• Chart and figure data
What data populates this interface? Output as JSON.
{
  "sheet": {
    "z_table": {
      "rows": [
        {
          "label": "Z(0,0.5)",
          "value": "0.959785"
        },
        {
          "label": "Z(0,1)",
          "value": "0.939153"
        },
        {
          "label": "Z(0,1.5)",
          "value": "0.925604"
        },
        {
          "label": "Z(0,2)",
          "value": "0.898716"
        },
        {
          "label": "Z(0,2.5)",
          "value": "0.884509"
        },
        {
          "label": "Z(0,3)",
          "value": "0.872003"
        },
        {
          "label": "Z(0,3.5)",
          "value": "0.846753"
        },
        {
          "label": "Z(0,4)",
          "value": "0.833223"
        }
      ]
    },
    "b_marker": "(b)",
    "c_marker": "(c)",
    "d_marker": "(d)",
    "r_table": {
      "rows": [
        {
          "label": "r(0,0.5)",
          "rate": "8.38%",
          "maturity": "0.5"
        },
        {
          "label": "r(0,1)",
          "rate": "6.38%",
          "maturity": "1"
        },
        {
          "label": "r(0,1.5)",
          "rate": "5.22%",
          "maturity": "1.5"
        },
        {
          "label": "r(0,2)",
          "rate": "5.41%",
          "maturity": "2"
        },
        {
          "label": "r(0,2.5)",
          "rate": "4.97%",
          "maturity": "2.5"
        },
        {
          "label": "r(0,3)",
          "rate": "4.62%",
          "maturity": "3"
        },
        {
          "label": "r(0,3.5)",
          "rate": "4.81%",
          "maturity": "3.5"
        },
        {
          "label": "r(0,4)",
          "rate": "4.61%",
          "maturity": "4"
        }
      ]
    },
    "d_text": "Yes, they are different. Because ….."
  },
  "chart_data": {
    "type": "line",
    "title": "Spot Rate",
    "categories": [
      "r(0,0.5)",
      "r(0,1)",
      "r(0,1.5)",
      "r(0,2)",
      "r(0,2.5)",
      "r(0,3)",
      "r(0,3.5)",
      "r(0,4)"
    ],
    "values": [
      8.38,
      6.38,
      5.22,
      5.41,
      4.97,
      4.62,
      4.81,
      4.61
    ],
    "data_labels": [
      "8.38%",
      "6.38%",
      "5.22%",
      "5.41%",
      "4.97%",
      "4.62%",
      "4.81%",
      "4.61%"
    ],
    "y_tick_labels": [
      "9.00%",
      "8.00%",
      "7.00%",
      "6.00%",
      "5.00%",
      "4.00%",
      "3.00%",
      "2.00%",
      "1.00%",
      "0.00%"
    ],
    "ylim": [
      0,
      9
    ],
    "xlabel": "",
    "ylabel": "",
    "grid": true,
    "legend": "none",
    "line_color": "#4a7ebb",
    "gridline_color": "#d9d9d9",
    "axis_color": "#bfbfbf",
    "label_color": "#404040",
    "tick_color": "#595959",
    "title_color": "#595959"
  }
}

• Stated problem
Reproduce all of the data exactly as given.

• Final result
What data populates this interface? Output as JSON.
{
  "sheet": {
    "z_table": {
      "rows": [
        {
          "label": "Z(0,0.5)",
          "value": "0.959785"
        },
        {
          "label": "Z(0,1)",
          "value": "0.939153"
        },
        {
          "label": "Z(0,1.5)",
          "value": "0.925604"
        },
        {
          "label": "Z(0,2)",
          "value": "0.898716"
        },
        {
          "label": "Z(0,2.5)",
          "value": "0.884509"
        },
        {
          "label": "Z(0,3)",
          "value": "0.872003"
        },
        {
          "label": "Z(0,3.5)",
          "value": "0.846753"
        },
        {
          "label": "Z(0,4)",
          "value": "0.833223"
        }
      ]
    },
    "b_marker": "(b)",
    "c_marker": "(c)",
    "d_marker": "(d)",
    "r_table": {
      "rows": [
        {
          "label": "r(0,0.5)",
          "rate": "8.38%",
          "maturity": "0.5"
        },
        {
          "label": "r(0,1)",
          "rate": "6.38%",
          "maturity": "1"
        },
        {
          "label": "r(0,1.5)",
          "rate": "5.22%",
          "maturity": "1.5"
        },
        {
          "label": "r(0,2)",
          "rate": "5.41%",
          "maturity": "2"
        },
        {
          "label": "r(0,2.5)",
          "rate": "4.97%",
          "maturity": "2.5"
        },
        {
          "label": "r(0,3)",
          "rate": "4.62%",
          "maturity": "3"
        },
        {
          "label": "r(0,3.5)",
          "rate": "4.81%",
          "maturity": "3.5"
        },
        {
          "label": "r(0,4)",
          "rate": "4.61%",
          "maturity": "4"
        }
      ]
    },
    "d_text": "Yes, they are different. Because ….."
  },
  "chart_data": {
    "type": "line",
    "title": "Spot Rate",
    "categories": [
      "r(0,0.5)",
      "r(0,1)",
      "r(0,1.5)",
      "r(0,2)",
      "r(0,2.5)",
      "r(0,3)",
      "r(0,3.5)",
      "r(0,4)"
    ],
    "values": [
      8.38,
      6.38,
      5.22,
      5.41,
      4.97,
      4.62,
      4.81,
      4.61
    ],
    "data_labels": [
      "8.38%",
      "6.38%",
      "5.22%",
      "5.41%",
      "4.97%",
      "4.62%",
      "4.81%",
      "4.61%"
    ],
    "y_tick_labels": [
      "9.00%",
      "8.00%",
      "7.00%",
      "6.00%",
      "5.00%",
      "4.00%",
      "3.00%",
      "2.00%",
      "1.00%",
      "0.00%"
    ],
    "ylim": [
      0,
      9
    ],
    "xlabel": "",
    "ylabel": "",
    "grid": true,
    "legend": "none",
    "line_color": "#4a7ebb",
    "gridline_color": "#d9d9d9",
    "axis_color": "#bfbfbf",
    "label_color": "#404040",
    "tick_color": "#595959",
    "title_color": "#595959"
  }
}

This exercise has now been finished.